Amnon Straschnov (אמנון סטרשנוב; born July 24, 1947) is a retired Israeli judge.

==Biography==
Amnon Staschnov was born in Pardes Hanna. After graduating from Pardes Hanna Agricultural High School in 1964, he went on studied law in the Hebrew University as part of the Atuda program. He completed a commander's course in the Israel Defense Forces and participated in combat in the Jerusalem area during the Six-Day War. After receiving a BA in law in 1968, he joined the military prosecution. During his legal internship he also acted as a football referee, including refereeing matches in the Liga Leumit, then the top division, and the State Cup. Staschnov attended The JAG School at the University of Virginia as an Israeli military student. He lives in Ra'anana with his wife Miriam and has 4 sons.

==Judicial career==
Straschnov served as a military lawyer, and was a prosecutor for the IDF Northern Command. He served as Chief Military Prosecutor and graduated from Graduate Officer Course of the U.S. Army Judge Advocate General's School. He was president of the Military Courts in the West Bank from 1982 to 1984, and served as Military Advocate General of the IDF from 1986 to 1991, during the First Intifada.
-*-*-
■ List of tasks ■
A. In the text about Amnon Straschnov, during which years was he president of the Military Courts in the West Bank?
B. Write the next part of the text about Amnon Straschnov, continuing from its last sentence.
-*-*-
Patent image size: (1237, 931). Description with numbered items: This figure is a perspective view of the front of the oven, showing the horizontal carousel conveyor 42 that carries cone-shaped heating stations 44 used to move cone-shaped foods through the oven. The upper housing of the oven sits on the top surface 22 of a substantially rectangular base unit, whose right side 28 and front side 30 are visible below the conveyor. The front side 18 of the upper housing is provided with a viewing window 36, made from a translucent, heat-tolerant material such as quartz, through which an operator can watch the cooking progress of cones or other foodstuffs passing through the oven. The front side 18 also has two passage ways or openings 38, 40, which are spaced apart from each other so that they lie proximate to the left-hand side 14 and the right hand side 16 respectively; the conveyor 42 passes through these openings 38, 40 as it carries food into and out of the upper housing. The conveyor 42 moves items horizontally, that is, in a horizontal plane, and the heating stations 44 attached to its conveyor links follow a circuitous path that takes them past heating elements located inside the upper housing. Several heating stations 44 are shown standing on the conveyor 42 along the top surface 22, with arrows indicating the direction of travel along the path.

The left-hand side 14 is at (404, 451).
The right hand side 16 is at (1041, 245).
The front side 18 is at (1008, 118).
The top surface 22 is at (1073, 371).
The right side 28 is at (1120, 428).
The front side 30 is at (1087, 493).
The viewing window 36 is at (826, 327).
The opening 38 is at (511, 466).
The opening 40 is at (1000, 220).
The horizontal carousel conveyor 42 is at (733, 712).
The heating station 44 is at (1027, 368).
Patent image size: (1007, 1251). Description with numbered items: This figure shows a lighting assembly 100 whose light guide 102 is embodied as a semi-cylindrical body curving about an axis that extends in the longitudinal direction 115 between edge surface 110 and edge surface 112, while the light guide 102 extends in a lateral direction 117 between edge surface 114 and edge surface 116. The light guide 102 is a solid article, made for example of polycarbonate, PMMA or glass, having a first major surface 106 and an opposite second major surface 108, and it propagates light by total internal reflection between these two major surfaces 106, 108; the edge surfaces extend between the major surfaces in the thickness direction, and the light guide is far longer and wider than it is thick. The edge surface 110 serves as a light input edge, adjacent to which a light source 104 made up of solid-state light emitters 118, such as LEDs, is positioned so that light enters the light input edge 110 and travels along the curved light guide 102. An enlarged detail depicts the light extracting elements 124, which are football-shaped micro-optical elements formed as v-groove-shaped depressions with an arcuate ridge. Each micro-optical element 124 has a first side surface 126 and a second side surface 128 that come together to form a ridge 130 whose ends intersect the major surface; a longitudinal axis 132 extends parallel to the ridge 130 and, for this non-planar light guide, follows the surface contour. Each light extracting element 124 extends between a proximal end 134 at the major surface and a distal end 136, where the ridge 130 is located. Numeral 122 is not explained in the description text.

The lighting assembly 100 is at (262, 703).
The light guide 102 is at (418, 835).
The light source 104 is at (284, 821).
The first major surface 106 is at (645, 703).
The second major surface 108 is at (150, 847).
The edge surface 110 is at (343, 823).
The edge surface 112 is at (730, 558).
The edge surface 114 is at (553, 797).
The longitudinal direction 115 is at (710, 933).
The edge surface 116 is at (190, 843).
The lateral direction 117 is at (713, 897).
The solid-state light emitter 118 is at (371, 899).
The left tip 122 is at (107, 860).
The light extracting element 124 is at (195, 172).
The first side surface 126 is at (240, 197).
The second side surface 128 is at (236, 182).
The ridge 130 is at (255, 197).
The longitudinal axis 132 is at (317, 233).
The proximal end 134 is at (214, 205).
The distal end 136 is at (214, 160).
-*-*-
■ Solved tasks ■
A. From 1982 to 1984.

B.
In 1991 he was selected by the Judicial Committee to serve as a judge on the Tel Aviv District Court, a position from which he retired in 2002.

He is the author of Justice Under Fire (1994, Hebrew).

Straschnov was critical of the Israeli police's use of leaks in the financial scandal involving Israeli Prime Minister Ehud Olmert.

He was President of the Israeli Institute of Commercial arbitration and is affiliated with the Jerusalem Center for Public Affairs.